Material for this task
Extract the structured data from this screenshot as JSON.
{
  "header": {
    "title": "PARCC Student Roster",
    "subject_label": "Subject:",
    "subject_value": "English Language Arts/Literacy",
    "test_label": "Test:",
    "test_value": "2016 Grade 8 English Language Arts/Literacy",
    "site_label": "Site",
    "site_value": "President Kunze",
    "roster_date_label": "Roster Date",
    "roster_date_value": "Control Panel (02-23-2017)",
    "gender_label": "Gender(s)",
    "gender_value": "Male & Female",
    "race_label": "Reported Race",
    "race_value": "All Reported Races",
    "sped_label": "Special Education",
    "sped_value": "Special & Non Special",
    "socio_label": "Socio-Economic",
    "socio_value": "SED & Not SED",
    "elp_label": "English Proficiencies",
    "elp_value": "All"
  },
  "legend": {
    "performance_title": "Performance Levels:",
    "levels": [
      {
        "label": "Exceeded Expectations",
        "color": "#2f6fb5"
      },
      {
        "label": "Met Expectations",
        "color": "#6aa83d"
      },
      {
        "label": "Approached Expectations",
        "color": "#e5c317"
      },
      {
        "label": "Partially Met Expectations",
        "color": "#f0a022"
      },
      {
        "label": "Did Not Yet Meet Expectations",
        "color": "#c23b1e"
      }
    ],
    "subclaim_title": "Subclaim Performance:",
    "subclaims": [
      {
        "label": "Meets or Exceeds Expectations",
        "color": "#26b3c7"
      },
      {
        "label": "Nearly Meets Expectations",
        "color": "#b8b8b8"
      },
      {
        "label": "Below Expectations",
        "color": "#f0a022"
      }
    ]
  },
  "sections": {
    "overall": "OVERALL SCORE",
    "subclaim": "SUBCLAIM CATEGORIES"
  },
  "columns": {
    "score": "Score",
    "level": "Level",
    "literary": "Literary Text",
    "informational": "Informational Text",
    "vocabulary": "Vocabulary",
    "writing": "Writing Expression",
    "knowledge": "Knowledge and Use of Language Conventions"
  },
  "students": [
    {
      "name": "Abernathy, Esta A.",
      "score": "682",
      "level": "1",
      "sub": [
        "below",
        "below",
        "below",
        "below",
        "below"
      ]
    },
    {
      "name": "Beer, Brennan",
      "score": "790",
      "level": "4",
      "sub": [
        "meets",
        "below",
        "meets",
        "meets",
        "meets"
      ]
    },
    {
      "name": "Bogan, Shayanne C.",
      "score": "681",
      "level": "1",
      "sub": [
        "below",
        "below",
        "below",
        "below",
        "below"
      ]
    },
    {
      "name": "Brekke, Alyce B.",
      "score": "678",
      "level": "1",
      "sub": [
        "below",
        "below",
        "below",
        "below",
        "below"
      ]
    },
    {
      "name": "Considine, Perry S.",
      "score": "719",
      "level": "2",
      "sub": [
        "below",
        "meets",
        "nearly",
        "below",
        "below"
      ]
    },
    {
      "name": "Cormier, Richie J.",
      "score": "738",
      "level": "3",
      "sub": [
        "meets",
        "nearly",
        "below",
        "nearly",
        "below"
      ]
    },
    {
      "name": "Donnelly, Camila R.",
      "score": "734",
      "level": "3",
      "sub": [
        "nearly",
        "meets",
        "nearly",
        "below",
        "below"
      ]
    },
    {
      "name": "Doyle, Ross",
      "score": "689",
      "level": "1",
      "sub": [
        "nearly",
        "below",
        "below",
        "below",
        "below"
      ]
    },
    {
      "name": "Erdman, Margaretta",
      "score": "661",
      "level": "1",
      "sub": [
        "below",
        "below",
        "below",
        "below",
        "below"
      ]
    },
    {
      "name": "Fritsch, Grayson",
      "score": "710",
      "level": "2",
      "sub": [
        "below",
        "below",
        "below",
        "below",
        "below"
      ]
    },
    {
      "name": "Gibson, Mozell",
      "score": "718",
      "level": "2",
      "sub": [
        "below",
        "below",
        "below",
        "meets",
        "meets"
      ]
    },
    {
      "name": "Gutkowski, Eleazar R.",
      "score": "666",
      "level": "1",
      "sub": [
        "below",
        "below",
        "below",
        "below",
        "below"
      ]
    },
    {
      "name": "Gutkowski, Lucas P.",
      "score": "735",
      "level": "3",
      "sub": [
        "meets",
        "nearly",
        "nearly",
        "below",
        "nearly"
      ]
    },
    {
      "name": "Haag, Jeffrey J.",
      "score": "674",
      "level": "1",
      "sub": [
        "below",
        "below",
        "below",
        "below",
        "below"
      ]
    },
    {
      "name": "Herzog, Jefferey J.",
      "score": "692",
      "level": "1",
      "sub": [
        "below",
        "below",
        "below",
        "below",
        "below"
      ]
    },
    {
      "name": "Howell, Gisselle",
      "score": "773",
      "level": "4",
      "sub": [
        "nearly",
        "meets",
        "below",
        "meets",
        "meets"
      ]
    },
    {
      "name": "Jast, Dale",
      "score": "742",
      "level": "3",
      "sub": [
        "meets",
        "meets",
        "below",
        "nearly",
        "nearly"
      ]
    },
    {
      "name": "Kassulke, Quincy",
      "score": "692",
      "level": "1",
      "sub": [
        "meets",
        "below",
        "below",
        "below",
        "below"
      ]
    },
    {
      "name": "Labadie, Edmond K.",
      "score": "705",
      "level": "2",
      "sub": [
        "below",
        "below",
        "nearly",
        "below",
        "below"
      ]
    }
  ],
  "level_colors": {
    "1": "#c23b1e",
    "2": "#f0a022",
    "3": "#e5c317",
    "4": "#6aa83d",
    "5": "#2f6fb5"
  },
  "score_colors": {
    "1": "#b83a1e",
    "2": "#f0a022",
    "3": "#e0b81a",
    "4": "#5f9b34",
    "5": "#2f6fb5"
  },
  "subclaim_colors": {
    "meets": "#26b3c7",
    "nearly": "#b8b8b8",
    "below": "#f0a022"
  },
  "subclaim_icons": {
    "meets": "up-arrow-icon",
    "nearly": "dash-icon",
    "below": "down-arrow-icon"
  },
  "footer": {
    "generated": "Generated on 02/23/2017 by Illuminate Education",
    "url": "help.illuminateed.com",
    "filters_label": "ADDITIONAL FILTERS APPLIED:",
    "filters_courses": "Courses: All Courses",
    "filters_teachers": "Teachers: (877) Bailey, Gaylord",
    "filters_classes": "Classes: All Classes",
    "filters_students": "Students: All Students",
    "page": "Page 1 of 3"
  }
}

Task requirements
Copy and report every line where the word "Gutkowski" is present.

Result of the exercise
      "name": "Gutkowski, Eleazar R.",
      "name": "Gutkowski, Lucas P.",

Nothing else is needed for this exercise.